◆ What is asked ◆
Looking at the listing beneath, work out how many lines hold "traits" and report only that figure.

Dataset items:
------------------------
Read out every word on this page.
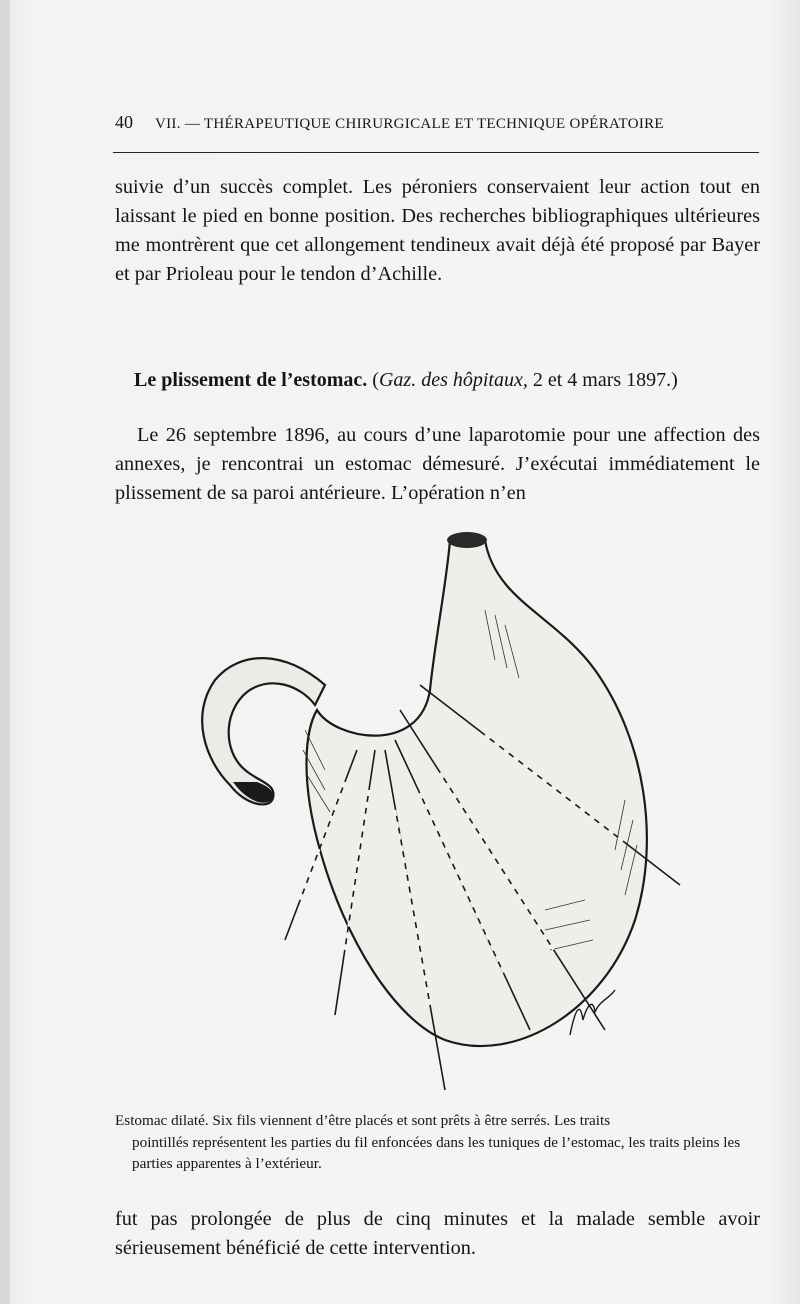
40 VII. — THÉRAPEUTIQUE CHIRURGICALE ET TECHNIQUE OPÉRATOIRE

suivie d’un succès complet. Les péroniers conservaient leur action tout en laissant le pied en bonne position. Des recherches bibliographiques ultérieures me montrèrent que cet allongement tendineux avait déjà été proposé par Bayer et par Prioleau pour le tendon d’Achille.

Le plissement de l’estomac. (Gaz. des hôpitaux, 2 et 4 mars 1897.)

Le 26 septembre 1896, au cours d’une laparotomie pour une affection des annexes, je rencontrai un estomac démesuré. J’exécutai immédiatement le plissement de sa paroi antérieure. L’opération n’en

Estomac dilaté. Six fils viennent d’être placés et sont prêts à être serrés. Les traits
pointillés représentent les parties du fil enfoncées dans les tuniques de l’estomac, les traits pleins les parties apparentes à l’extérieur.

fut pas prolongée de plus de cinq minutes et la malade semble avoir sérieusement bénéficié de cette intervention.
------------------------
◆ Exercise answer ◆
2